## Short task 1
Copy the passage on the auditorium ventilation word for word, from "The two auditorium" to "criteria,’ says Hamada.".
## Short task 2
Continue the passage on the auditorium ventilation from the point where it stops.

## Passage

The stage AHU is the smaller of the two. It is designed to keep dancers comfortable during rehearsals without the need to run the main auditorium AHU. ‘A lot of rehearsals will take place on stage without the audience present, so we decided to split the fresh air supply between stage and auditorium,’ says Hamada.
‘HVAC for this space was always going to be an air-driven solution to meet acoustic criteria’ – Kenichi Hamada
Fresh air to the auditorium is from a single, large AHU. Air is delivered through wall displacement diffusers at the rear of the auditorium and two displacement ventilation plenum boxes, one either side of the seating at the back of the auditorium. These are dressed in fabric to complement the adjacent acoustic panels.
With the seating extended, the plenum boxes are covered by the bleachers, so that fresh air fills the plenum beneath. A small grille under each seat enables air to enter the auditorium. This is partially covered to help distribute air evenly. ‘We are predominantly cooling, so front seats would get most of the cooled air as they are the lowest. The grilles were restricted to enable cool air to get to higher seats,’ says Hamada.
With the seating retracted, the plenum boxes are exposed. ‘We designed the supply so there is minimum reaction to seating location,’ says Hamada. ‘Even when the seats are retracted, there are still a lot of gaps, so we can still get the air out onto the floor.’
Fresh air supply rates are controlled by temperature and CO2 sensors. ‘We upped the fresh air rate for the dancers,’ Hamada adds, which means the stage AHU supplies fresh air at 16L.s-1 per person while the auditorium supplies fresh air at 10L.s-1 per person.
The main auditorium AHU also incorporates a mixing box to preheat/precool the performance space.
Air is extracted from the auditorium at high level at the rear of the raked seating, where it is most effective to remove heat from the occupied space. ‘We found the best location for the extract using CFD [computational fluid dynamics] modelling,’ says Hamada.
There is a supplementary extract at high level in the fly-tower serving the stage AHU. ‘We did not want the entire auditorium extract to be from the fly-tower, because smoke is used for some performances, which would have been affected by the high airflow,’ explains Hamada. The auditorium fire alarm also has a ‘smoke inhibit’ mode to allow smoke effects to be used without triggering the alarm.
To achieve preferred noise criterion 20 (PNC20 – see panel, ‘Sound advice’), duct air velocities have been kept low, at between 3m.s-1 to 4m.s-1, reducing to 1.5m.s-1 at the point where ducts enter the auditorium. ‘Ductwork is really large and duct runs are long to keep the air entry into the auditorium far away from the AHU fan,’ explains Hamada.
Duct-noise control is further enhanced by three attenuators: one at the point the duct leaves the AHU, a second where the duct enters the building from the rooftop plant gantry, and a third just before it enters the auditorium. In addition, the ductwork has been configured to be symmetrical in layout, so it is effectively self-balancing to minimise the use of noise-inducing volume-control dampers. ‘The benefit of having such large ducts is that the fan power is very low,’ says Hamada.
The two auditorium AHUs, along with the building’s 10 other AHUs, are located outside, in a three-storey rooftop plant gantry. AHU cooling coils are supplied with chilled water from two roof-mounted air cooled chillers. ‘All the vibrating equipment sits on top of the building and had very strict vibration isolation criteria,’ says Hamada.

## Data lines

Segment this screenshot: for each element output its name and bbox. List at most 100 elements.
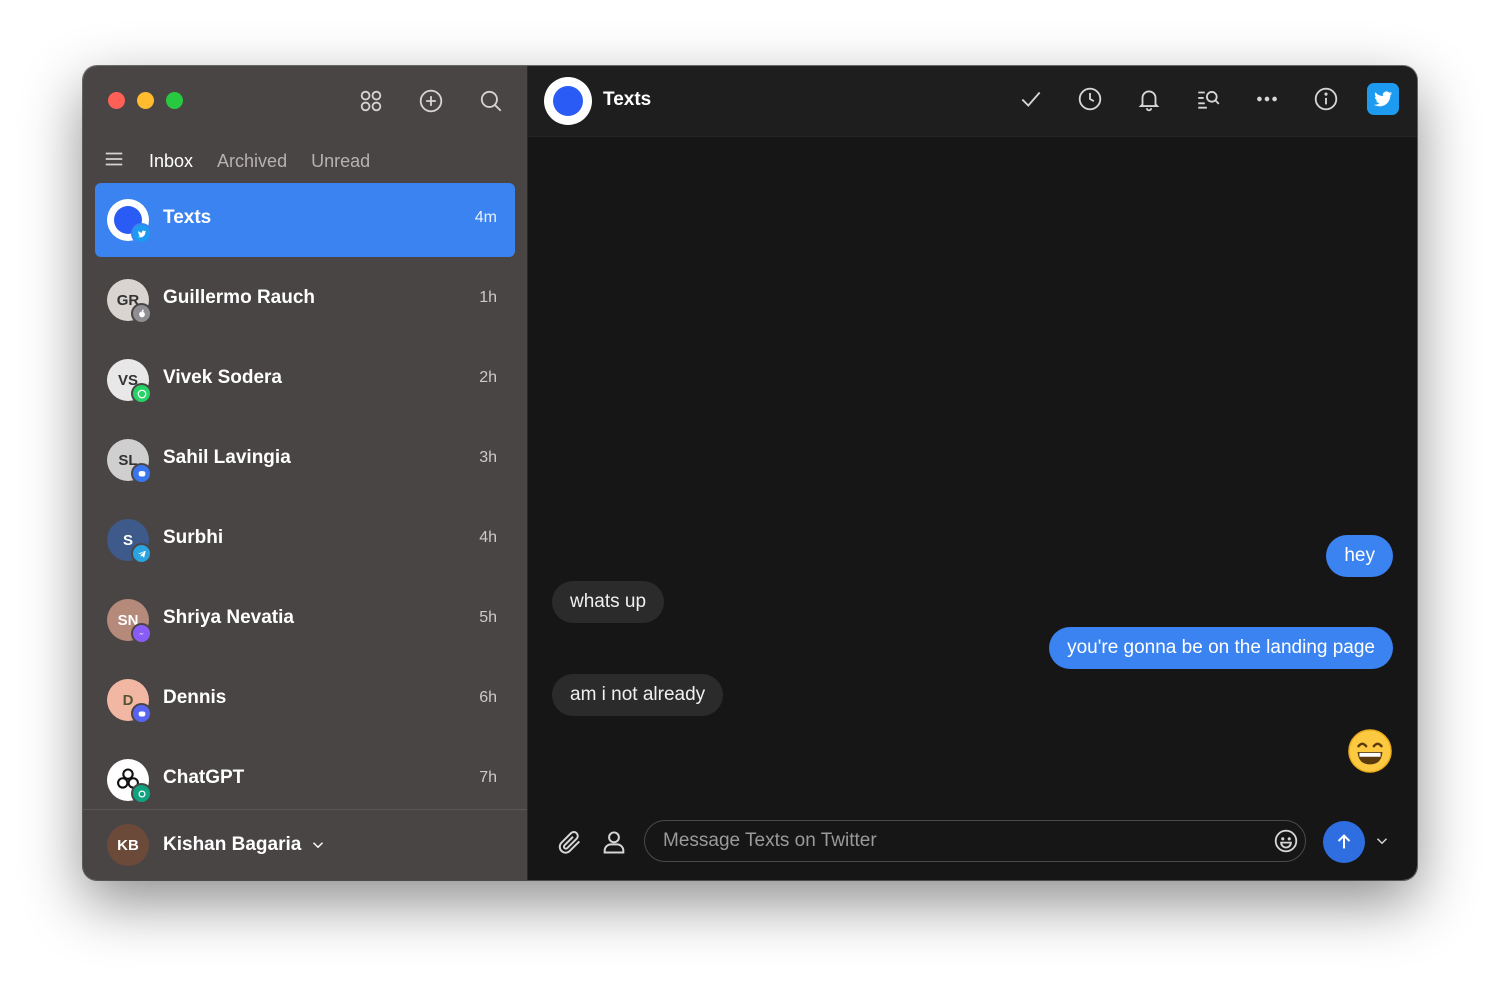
chat-toolbar (1013, 83, 1399, 115)
avatar: D (107, 679, 152, 724)
twitter-bird-icon (1373, 91, 1393, 107)
chat-info-button[interactable] (1308, 84, 1344, 114)
open-twitter-button[interactable] (1367, 83, 1399, 115)
account-menu-button[interactable] (309, 836, 327, 854)
grinning-face-icon (1348, 729, 1392, 773)
conversation-name: Dennis (163, 687, 227, 708)
avatar: KB (107, 824, 149, 866)
tab-unread[interactable]: Unread (311, 151, 370, 172)
messenger-badge-icon (131, 623, 152, 644)
send-options-button[interactable] (1373, 832, 1393, 852)
ellipsis-icon (1257, 96, 1277, 102)
list-search-icon (1198, 91, 1220, 109)
chat-header: Texts (528, 66, 1417, 137)
conversation-item-chatgpt[interactable]: ChatGPT 7h (95, 743, 515, 817)
conversation-time: 4m (474, 209, 497, 226)
apple-badge-icon (131, 303, 152, 324)
account-name: Kishan Bagaria (163, 834, 302, 855)
chat-avatar[interactable] (544, 77, 592, 125)
search-in-chat-button[interactable] (1190, 84, 1226, 114)
conversation-item-guillermo-rauch[interactable]: GR Guillermo Rauch 1h (95, 263, 515, 337)
bell-icon (1138, 90, 1160, 112)
apps-grid-button[interactable] (353, 86, 389, 116)
conversation-name: Surbhi (163, 527, 224, 548)
conversation-name: Shriya Nevatia (163, 607, 294, 628)
conversation-time: 1h (479, 289, 497, 306)
conversation-item-vivek-sodera[interactable]: VS Vivek Sodera 2h (95, 343, 515, 417)
telegram-badge-icon (131, 543, 152, 564)
account-avatar: KB (107, 824, 149, 866)
conversation-list: Texts 4m GR Guillermo Rauch 1h VS Vivek … (83, 183, 527, 823)
message-bubble-outgoing[interactable]: you're gonna be on the landing page (1049, 627, 1393, 669)
message-bubble-incoming[interactable]: am i not already (552, 674, 724, 716)
new-chat-button[interactable] (413, 86, 449, 116)
conversation-time: 6h (479, 689, 497, 706)
conversation-item-surbhi[interactable]: S Surbhi 4h (95, 503, 515, 577)
person-icon (603, 831, 625, 854)
menu-button[interactable] (103, 148, 125, 175)
app-window: Inbox Archived Unread Texts 4m GR Guille… (83, 66, 1417, 880)
mark-done-button[interactable] (1013, 84, 1049, 114)
clock-icon (1078, 87, 1102, 111)
message-bubble-outgoing[interactable]: hey (1326, 535, 1393, 577)
signal-badge-icon (131, 463, 152, 484)
avatar: SL (107, 439, 152, 484)
conversation-item-sahil-lavingia[interactable]: SL Sahil Lavingia 3h (95, 423, 515, 497)
plus-circle-icon (419, 89, 443, 113)
sidebar-toolbar (353, 86, 509, 116)
conversation-time: 4h (479, 529, 497, 546)
search-icon (480, 90, 502, 112)
conversation-name: Guillermo Rauch (163, 287, 316, 308)
hamburger-menu-icon (105, 152, 123, 166)
avatar: SN (107, 599, 152, 644)
conversation-name: ChatGPT (163, 767, 245, 788)
minimize-window-button[interactable] (137, 92, 154, 109)
avatar (107, 759, 152, 804)
tab-inbox[interactable]: Inbox (149, 151, 193, 172)
zoom-window-button[interactable] (166, 92, 183, 109)
smiley-icon (1274, 829, 1298, 853)
notifications-button[interactable] (1131, 84, 1167, 114)
avatar: GR (107, 279, 152, 324)
info-icon (1314, 87, 1338, 111)
message-composer (528, 806, 1417, 880)
emoji-picker-button[interactable] (1273, 828, 1301, 856)
contact-button[interactable] (600, 828, 630, 858)
account-switcher[interactable]: KB Kishan Bagaria (83, 809, 527, 880)
openai-badge-icon (131, 783, 152, 804)
close-window-button[interactable] (108, 92, 125, 109)
conversation-name: Texts (163, 207, 212, 228)
snooze-button[interactable] (1072, 84, 1108, 114)
conversation-item-texts[interactable]: Texts 4m (95, 183, 515, 257)
paperclip-icon (558, 831, 581, 854)
grinning-face-emoji-message[interactable] (1347, 728, 1393, 774)
sidebar: Inbox Archived Unread Texts 4m GR Guille… (83, 66, 528, 880)
conversation-time: 5h (479, 609, 497, 626)
conversation-time: 2h (479, 369, 497, 386)
conversation-name: Sahil Lavingia (163, 447, 291, 468)
attach-button[interactable] (556, 828, 586, 858)
message-input[interactable] (644, 820, 1306, 862)
avatar: S (107, 519, 152, 564)
conversation-item-dennis[interactable]: D Dennis 6h (95, 663, 515, 737)
tab-archived[interactable]: Archived (217, 151, 287, 172)
whatsapp-badge-icon (131, 383, 152, 404)
arrow-up-icon (1337, 834, 1351, 849)
texts-logo-icon (553, 86, 583, 116)
conversation-time: 7h (479, 769, 497, 786)
conversation-time: 3h (479, 449, 497, 466)
twitter-badge-icon (131, 223, 152, 244)
window-controls (108, 92, 183, 109)
discord-badge-icon (131, 703, 152, 724)
more-options-button[interactable] (1249, 84, 1285, 114)
conversation-item-shriya-nevatia[interactable]: SN Shriya Nevatia 5h (95, 583, 515, 657)
checkmark-icon (1021, 91, 1041, 107)
inbox-filters: Inbox Archived Unread (103, 148, 370, 175)
avatar: VS (107, 359, 152, 404)
chevron-down-icon (1376, 838, 1388, 845)
message-bubble-incoming[interactable]: whats up (552, 581, 665, 623)
avatar (107, 199, 152, 244)
send-button[interactable] (1323, 821, 1365, 863)
search-button[interactable] (473, 86, 509, 116)
four-circles-icon (360, 90, 382, 112)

## Task output 1
The two auditorium AHUs, along with the building’s 10 other AHUs, are located outside, in a three-storey rooftop plant gantry. AHU cooling coils are supplied with chilled water from two roof-mounted air cooled chillers. ‘All the vibrating equipment sits on top of the building and had very strict vibration isolation criteria,’ says Hamada.

## Task output 2
Performance data
Total energy use (kWh per year): 976,000
Floor area m2 NIA: 8,954
Upfront carbon kgCO2e.m-2 : NA
Peak electricity demand kW.m-2: 96
PV peak capacity: 25.7
Water use: m3 per year: NA
Refrigerant data
Refrigerant: R1234ze for chillers
GWP: 7
Base charge kg: 89
Actual leakage rate: NA
The rooftop plant gantry has been designed to be spacious and accessible by crane, to enable plant to be uprated to deal with higher cooling loads from the changing climate. ‘You might have to go for bigger chillers when the plant is replaced in 20 to 30 years’ time, so we’ve built in extra space and risers to allow the diameter of the chilled water pipework to be increased in the next iteration of the building,’ Hamada says.
The studios incorporate windows to allow in natural light and provide views out towards the former Olympic Stadium. Most also have access to terrace spaces. In some studios, natural light is further enhanced by north lights formed by the saw-tooth roof. ‘We did the modelling to find the optimum balance between natural light levels and solar gains,’ says Hamada.
As in the main auditorium, the studio AHUs supply fresh air, and supply rates are controlled by temperature and CO2 sensors to optimise energy usage. The use of dedicated units prevents noise transfer from ductwork serving multiple studios, and enables units to be turned off when studios are not in use.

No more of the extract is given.